Data shown:

--- begin ---

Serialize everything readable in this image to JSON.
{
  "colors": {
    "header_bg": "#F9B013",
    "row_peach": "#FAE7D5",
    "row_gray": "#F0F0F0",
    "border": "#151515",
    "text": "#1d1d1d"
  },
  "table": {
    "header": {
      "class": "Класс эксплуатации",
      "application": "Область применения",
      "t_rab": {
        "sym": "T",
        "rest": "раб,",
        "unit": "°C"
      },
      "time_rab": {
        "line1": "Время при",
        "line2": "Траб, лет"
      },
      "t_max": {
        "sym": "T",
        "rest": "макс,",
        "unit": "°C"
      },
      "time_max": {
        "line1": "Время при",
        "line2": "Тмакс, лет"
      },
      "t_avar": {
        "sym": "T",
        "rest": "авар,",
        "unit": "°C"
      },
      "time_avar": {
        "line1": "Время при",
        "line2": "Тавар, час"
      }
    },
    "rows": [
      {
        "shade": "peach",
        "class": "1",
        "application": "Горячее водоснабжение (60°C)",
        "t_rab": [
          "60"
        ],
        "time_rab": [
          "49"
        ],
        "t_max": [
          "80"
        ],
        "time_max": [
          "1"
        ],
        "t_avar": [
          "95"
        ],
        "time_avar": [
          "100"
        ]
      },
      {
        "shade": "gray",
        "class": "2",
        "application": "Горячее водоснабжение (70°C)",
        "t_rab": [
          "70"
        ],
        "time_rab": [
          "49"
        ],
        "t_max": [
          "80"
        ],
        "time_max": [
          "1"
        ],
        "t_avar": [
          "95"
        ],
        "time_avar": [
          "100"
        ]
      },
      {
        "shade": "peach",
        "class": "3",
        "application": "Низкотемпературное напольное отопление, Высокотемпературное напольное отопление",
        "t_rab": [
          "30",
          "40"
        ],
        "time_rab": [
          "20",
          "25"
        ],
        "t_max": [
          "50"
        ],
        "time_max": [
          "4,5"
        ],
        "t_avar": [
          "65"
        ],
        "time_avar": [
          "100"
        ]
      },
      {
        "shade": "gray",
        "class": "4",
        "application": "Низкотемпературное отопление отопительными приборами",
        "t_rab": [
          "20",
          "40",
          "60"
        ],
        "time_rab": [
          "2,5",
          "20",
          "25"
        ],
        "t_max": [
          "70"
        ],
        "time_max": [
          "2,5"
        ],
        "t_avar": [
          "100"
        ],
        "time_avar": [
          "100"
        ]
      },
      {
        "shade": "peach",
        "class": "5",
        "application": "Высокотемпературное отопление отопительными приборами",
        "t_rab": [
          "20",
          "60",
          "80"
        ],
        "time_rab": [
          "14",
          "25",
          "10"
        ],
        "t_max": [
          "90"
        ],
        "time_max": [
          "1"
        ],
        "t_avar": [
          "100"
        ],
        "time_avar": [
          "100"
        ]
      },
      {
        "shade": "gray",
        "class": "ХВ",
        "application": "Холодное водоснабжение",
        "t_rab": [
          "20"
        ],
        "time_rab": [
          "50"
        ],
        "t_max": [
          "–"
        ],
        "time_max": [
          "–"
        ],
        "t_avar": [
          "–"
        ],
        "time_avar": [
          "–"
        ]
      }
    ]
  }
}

--- end ---

Your objective:
Choose all lines containing the string "Низкотемпературное" and copy them out.

Exercise answer:
        "application": "Низкотемпературное напольное отопление, Высокотемпературное напольное отопление",
        "application": "Низкотемпературное отопление отопительными приборами",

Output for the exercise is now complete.